» **Set exercise**: Determine how many lines contain the string "this" and reply with that number alone.

» **Task input**:
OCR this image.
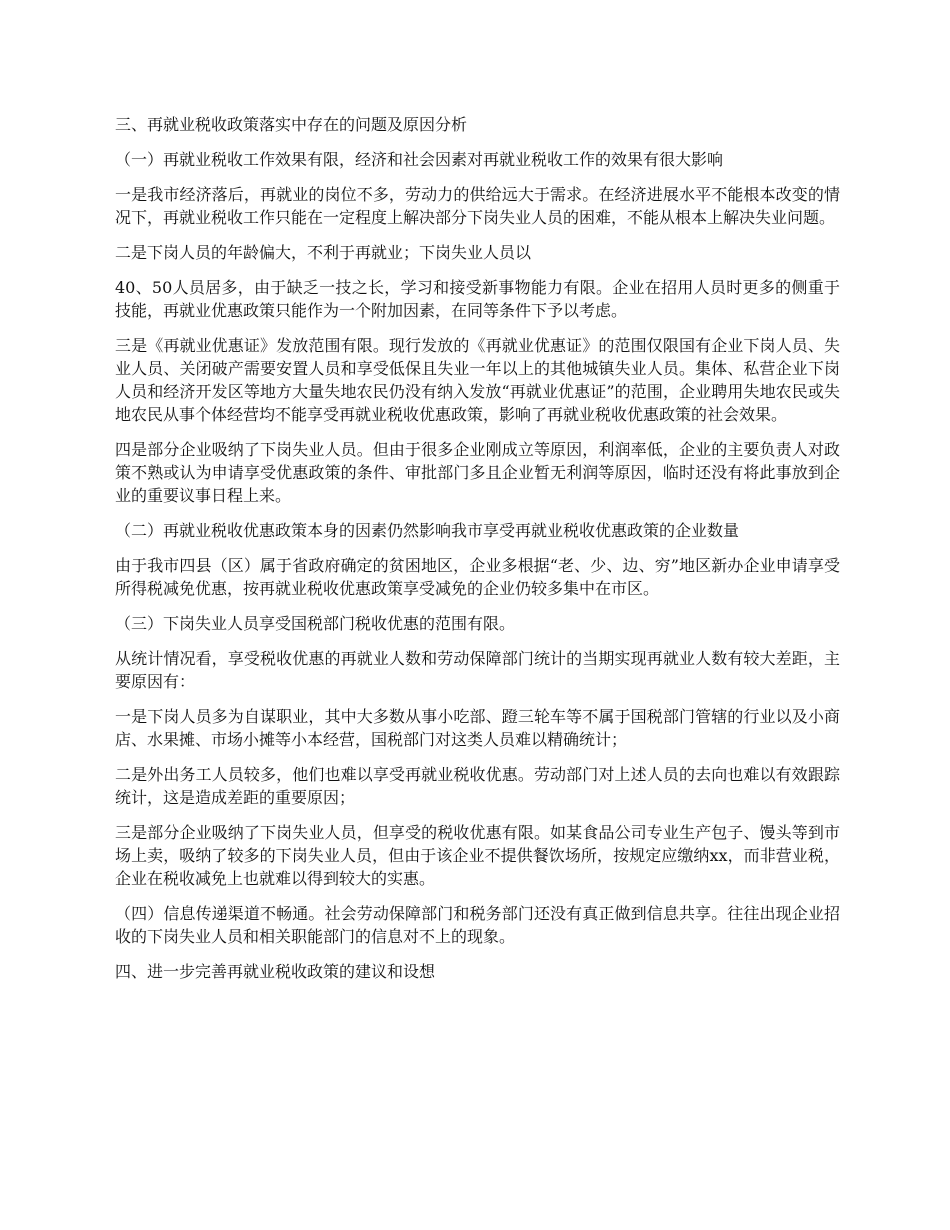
三、再就业税收政策落实中存在的问题及原因分析

（一）再就业税收工作效果有限，经济和社会因素对再就业税收工作的效果有很大影响

一是我市经济落后，再就业的岗位不多，劳动力的供给远大于需求。在经济进展水平不能根本改变的情况下，再就业税收工作只能在一定程度上解决部分下岗失业人员的困难，不能从根本上解决失业问题。

二是下岗人员的年龄偏大，不利于再就业；下岗失业人员以

40、50人员居多，由于缺乏一技之长，学习和接受新事物能力有限。企业在招用人员时更多的侧重于技能，再就业优惠政策只能作为一个附加因素，在同等条件下予以考虑。

三是《再就业优惠证》发放范围有限。现行发放的《再就业优惠证》的范围仅限国有企业下岗人员、失业人员、关闭破产需要安置人员和享受低保且失业一年以上的其他城镇失业人员。集体、私营企业下岗人员和经济开发区等地方大量失地农民仍没有纳入发放“再就业优惠证”的范围，企业聘用失地农民或失地农民从事个体经营均不能享受再就业税收优惠政策，影响了再就业税收优惠政策的社会效果。

四是部分企业吸纳了下岗失业人员。但由于很多企业刚成立等原因，利润率低，企业的主要负责人对政策不熟或认为申请享受优惠政策的条件、审批部门多且企业暂无利润等原因，临时还没有将此事放到企业的重要议事日程上来。

（二）再就业税收优惠政策本身的因素仍然影响我市享受再就业税收优惠政策的企业数量

由于我市四县（区）属于省政府确定的贫困地区，企业多根据“老、少、边、穷”地区新办企业申请享受所得税减免优惠，按再就业税收优惠政策享受减免的企业仍较多集中在市区。

（三）下岗失业人员享受国税部门税收优惠的范围有限。

从统计情况看，享受税收优惠的再就业人数和劳动保障部门统计的当期实现再就业人数有较大差距，主要原因有：

一是下岗人员多为自谋职业，其中大多数从事小吃部、蹬三轮车等不属于国税部门管辖的行业以及小商店、水果摊、市场小摊等小本经营，国税部门对这类人员难以精确统计；

二是外出务工人员较多，他们也难以享受再就业税收优惠。劳动部门对上述人员的去向也难以有效跟踪统计，这是造成差距的重要原因；

三是部分企业吸纳了下岗失业人员，但享受的税收优惠有限。如某食品公司专业生产包子、馒头等到市场上卖，吸纳了较多的下岗失业人员，但由于该企业不提供餐饮场所，按规定应缴纳xx，而非营业税，企业在税收减免上也就难以得到较大的实惠。

（四）信息传递渠道不畅通。社会劳动保障部门和税务部门还没有真正做到信息共享。往往出现企业招收的下岗失业人员和相关职能部门的信息对不上的现象。

四、进一步完善再就业税收政策的建议和设想
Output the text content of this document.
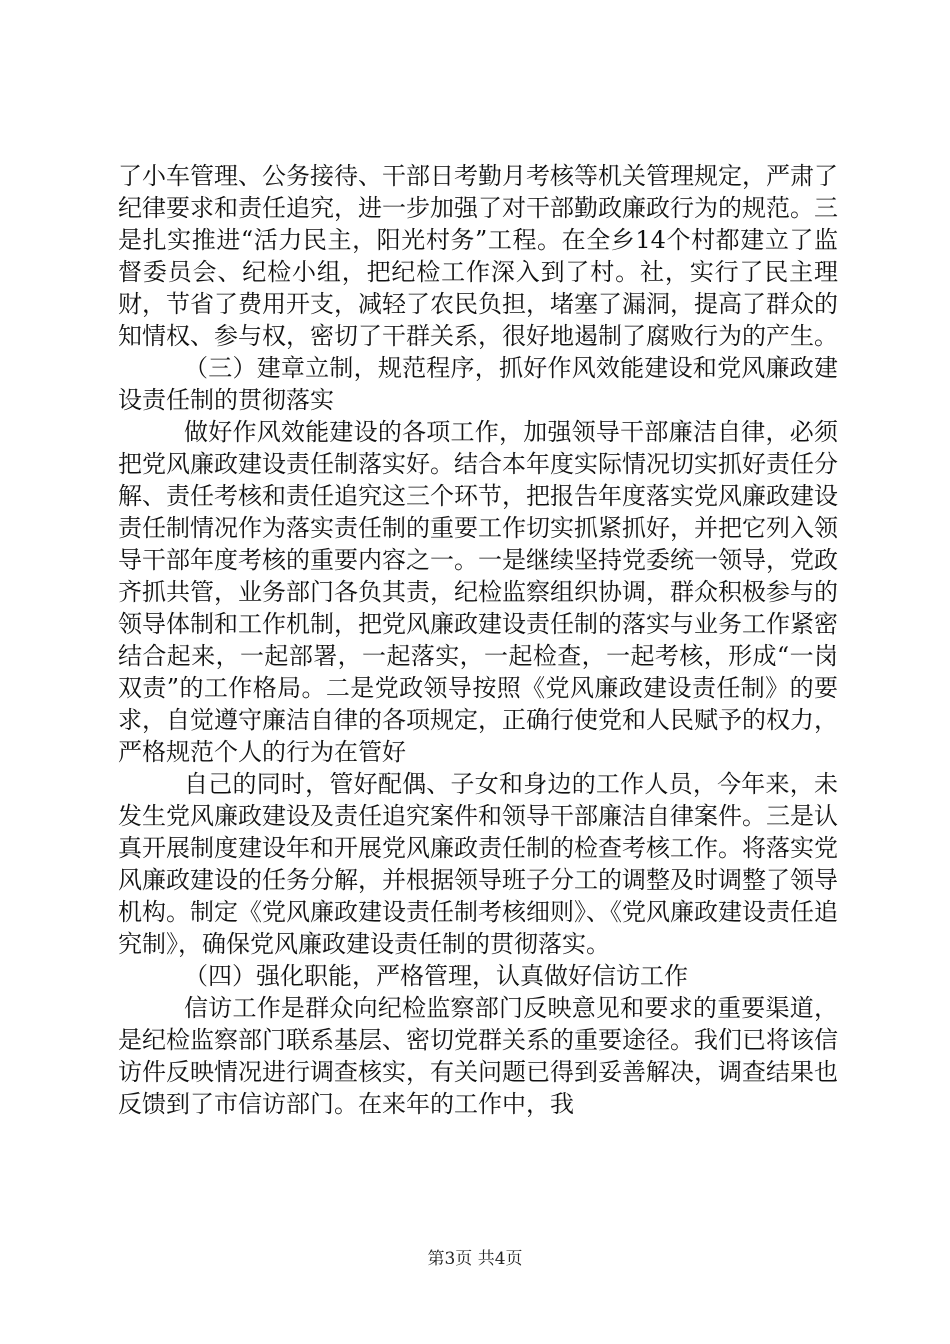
了小车管理、公务接待、干部日考勤月考核等机关管理规定，严肃了纪律要求和责任追究，进一步加强了对干部勤政廉政行为的规范。三是扎实推进“活力民主，阳光村务”工程。在全乡14个村都建立了监督委员会、纪检小组，把纪检工作深入到了村。社，实行了民主理财，节省了费用开支，减轻了农民负担，堵塞了漏洞，提高了群众的知情权、参与权，密切了干群关系，很好地遏制了腐败行为的产生。

（三）建章立制，规范程序，抓好作风效能建设和党风廉政建设责任制的贯彻落实

做好作风效能建设的各项工作，加强领导干部廉洁自律，必须把党风廉政建设责任制落实好。结合本年度实际情况切实抓好责任分解、责任考核和责任追究这三个环节，把报告年度落实党风廉政建设责任制情况作为落实责任制的重要工作切实抓紧抓好，并把它列入领导干部年度考核的重要内容之一。一是继续坚持党委统一领导，党政齐抓共管，业务部门各负其责，纪检监察组织协调，群众积极参与的领导体制和工作机制，把党风廉政建设责任制的落实与业务工作紧密结合起来，一起部署，一起落实，一起检查，一起考核，形成“一岗双责”的工作格局。二是党政领导按照《党风廉政建设责任制》的要求，自觉遵守廉洁自律的各项规定，正确行使党和人民赋予的权力，严格规范个人的行为在管好

自己的同时，管好配偶、子女和身边的工作人员，今年来，未发生党风廉政建设及责任追究案件和领导干部廉洁自律案件。三是认真开展制度建设年和开展党风廉政责任制的检查考核工作。将落实党风廉政建设的任务分解，并根据领导班子分工的调整及时调整了领导机构。制定《党风廉政建设责任制考核细则》、《党风廉政建设责任追究制》，确保党风廉政建设责任制的贯彻落实。

（四）强化职能，严格管理，认真做好信访工作

信访工作是群众向纪检监察部门反映意见和要求的重要渠道，是纪检监察部门联系基层、密切党群关系的重要途径。我们已将该信访件反映情况进行调查核实，有关问题已得到妥善解决，调查结果也反馈到了市信访部门。在来年的工作中，我

第3页 共4页
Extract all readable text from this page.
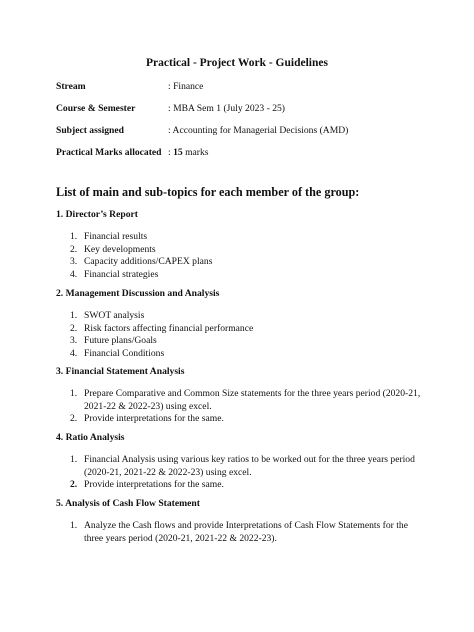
Practical - Project Work - Guidelines
Stream	: Finance
Course & Semester	: MBA Sem 1 (July 2023 - 25)
Subject assigned	: Accounting for Managerial Decisions (AMD)
Practical Marks allocated : 15 marks
List of main and sub-topics for each member of the group:

1. Director’s Report

1. Financial results
2. Key developments
3. Capacity additions/CAPEX plans
4. Financial strategies

2. Management Discussion and Analysis

1. SWOT analysis
2. Risk factors affecting financial performance
3. Future plans/Goals
4. Financial Conditions

3. Financial Statement Analysis

1. Prepare Comparative and Common Size statements for the three years period (2020-21, 2021-22 & 2022-23) using excel.
2. Provide interpretations for the same.

4. Ratio Analysis

1. Financial Analysis using various key ratios to be worked out for the three years period (2020-21, 2021-22 & 2022-23) using excel.
2. Provide interpretations for the same.

5. Analysis of Cash Flow Statement

1. Analyze the Cash flows and provide Interpretations of Cash Flow Statements for the three years period (2020-21, 2021-22 & 2022-23).
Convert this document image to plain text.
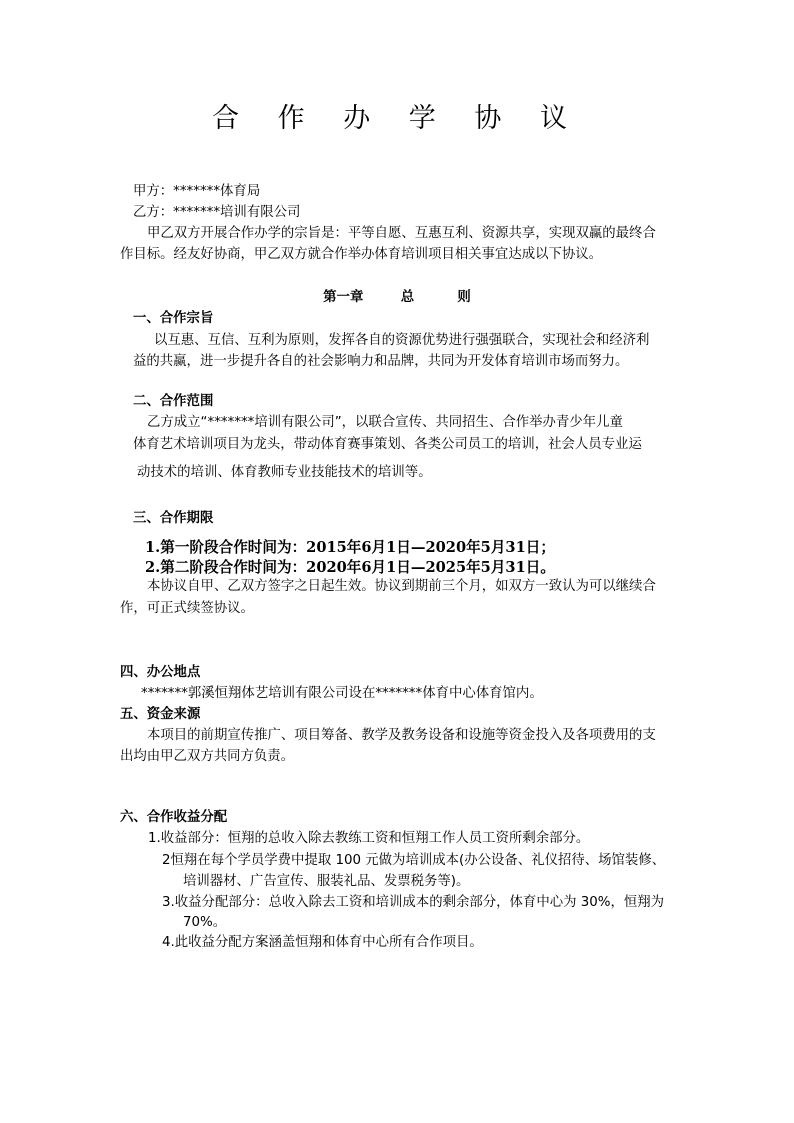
合 作 办 学 协 议
甲方：*******体育局
乙方：*******培训有限公司
甲乙双方开展合作办学的宗旨是：平等自愿、互惠互利、资源共享，实现双赢的最终合
作目标。经友好协商，甲乙双方就合作举办体育培训项目相关事宜达成以下协议。
第一章	总	则
一、合作宗旨
以互惠、互信、互利为原则，发挥各自的资源优势进行强强联合，实现社会和经济利
益的共赢，进一步提升各自的社会影响力和品牌，共同为开发体育培训市场而努力。
二、合作范围
乙方成立“*******培训有限公司”，以联合宣传、共同招生、合作举办青少年儿童
体育艺术培训项目为龙头，带动体育赛事策划、各类公司员工的培训，社会人员专业运
动技术的培训、体育教师专业技能技术的培训等。
三、合作期限
1.第一阶段合作时间为：2015年6月1日—2020年5月31日；
2.第二阶段合作时间为：2020年6月1日—2025年5月31日。
本协议自甲、乙双方签字之日起生效。协议到期前三个月，如双方一致认为可以继续合
作，可正式续签协议。
四、办公地点
*******郭溪恒翔体艺培训有限公司设在*******体育中心体育馆内。
五、资金来源
本项目的前期宣传推广、项目筹备、教学及教务设备和设施等资金投入及各项费用的支
出均由甲乙双方共同方负责。
六、合作收益分配
1.收益部分：恒翔的总收入除去教练工资和恒翔工作人员工资所剩余部分。
2恒翔在每个学员学费中提取 100 元做为培训成本(办公设备、礼仪招待、场馆装修、
培训器材、广告宣传、服装礼品、发票税务等)。
3.收益分配部分：总收入除去工资和培训成本的剩余部分，体育中心为 30%，恒翔为
70%。
4.此收益分配方案涵盖恒翔和体育中心所有合作项目。
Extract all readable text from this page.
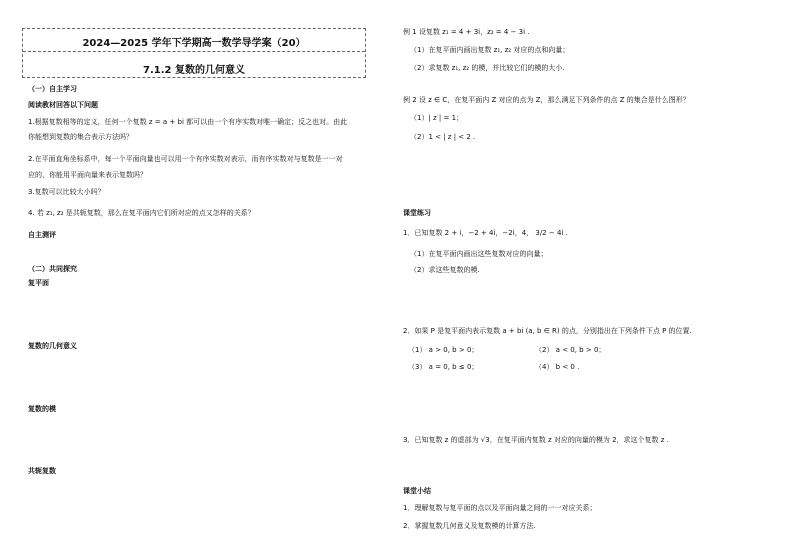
2024—2025 学年下学期高一数学导学案（20）
7.1.2 复数的几何意义
（一）自主学习
阅读教材回答以下问题
1.根据复数相等的定义，任何一个复数 z = a + bi 都可以由一个有序实数对唯一确定；反之也对。由此
你能想到复数的集合表示方法吗？
2.在平面直角坐标系中，每一个平面向量也可以用一个有序实数对表示，而有序实数对与复数是一一对
应的，你能用平面向量来表示复数吗？
3.复数可以比较大小吗？
4. 若 z₁, z₂ 是共轭复数，那么在复平面内它们所对应的点又怎样的关系？
自主测评
（二）共同探究
复平面
复数的几何意义
复数的模
共轭复数
例 1 设复数 z₁ = 4 + 3i，z₂ = 4 − 3i .
（1）在复平面内画出复数 z₁, z₂ 对应的点和向量；
（2）求复数 z₁, z₂ 的模，并比较它们的模的大小.
例 2 设 z ∈ C，在复平面内 Z 对应的点为 Z，那么满足下列条件的点 Z 的集合是什么图形？
（1）| z | = 1；
（2）1 < | z | < 2 .
课堂练习
1．已知复数 2 + i，−2 + 4i，−2i，4， 3/2 − 4i .
（1）在复平面内画出这些复数对应的向量；
（2）求这些复数的模.
2．如果 P 是复平面内表示复数 a + bi (a, b ∈ R) 的点，分别指出在下列条件下点 P 的位置.
（1） a > 0, b > 0；	（2） a < 0, b > 0；
（3） a = 0, b ≤ 0；	（4） b < 0 .
3．已知复数 z 的虚部为 √3，在复平面内复数 z 对应的向量的模为 2，求这个复数 z .
课堂小结
1．理解复数与复平面的点以及平面向量之间的一一对应关系；
2．掌握复数几何意义及复数模的计算方法.
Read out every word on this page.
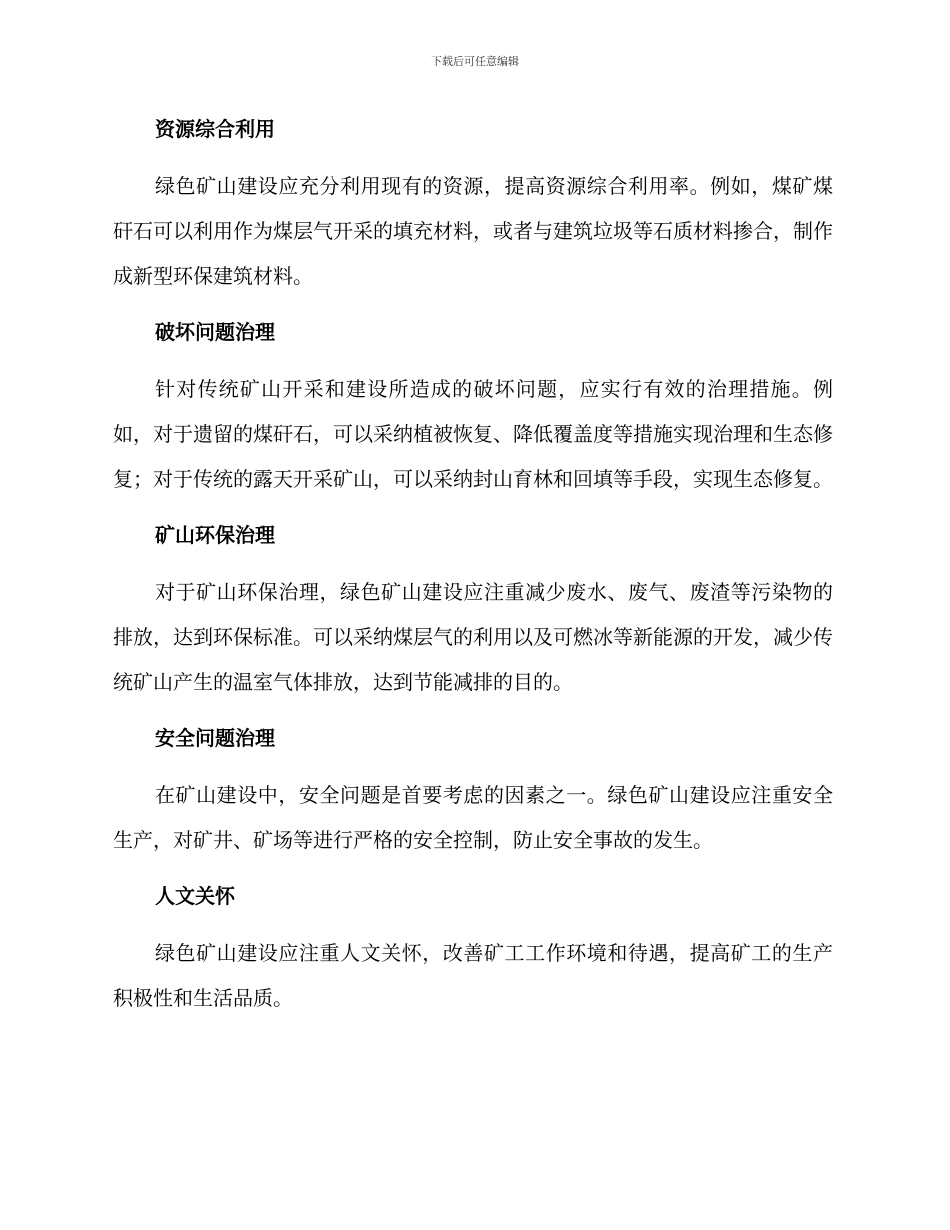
下载后可任意编辑
资源综合利用

绿色矿山建设应充分利用现有的资源，提高资源综合利用率。例如，煤矿煤矸石可以利用作为煤层气开采的填充材料，或者与建筑垃圾等石质材料掺合，制作成新型环保建筑材料。

破坏问题治理

针对传统矿山开采和建设所造成的破坏问题，应实行有效的治理措施。例如，对于遗留的煤矸石，可以采纳植被恢复、降低覆盖度等措施实现治理和生态修复；对于传统的露天开采矿山，可以采纳封山育林和回填等手段，实现生态修复。

矿山环保治理

对于矿山环保治理，绿色矿山建设应注重减少废水、废气、废渣等污染物的排放，达到环保标准。可以采纳煤层气的利用以及可燃冰等新能源的开发，减少传统矿山产生的温室气体排放，达到节能减排的目的。

安全问题治理

在矿山建设中，安全问题是首要考虑的因素之一。绿色矿山建设应注重安全生产，对矿井、矿场等进行严格的安全控制，防止安全事故的发生。

人文关怀

绿色矿山建设应注重人文关怀，改善矿工工作环境和待遇，提高矿工的生产积极性和生活品质。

» **Exercise solution**: 6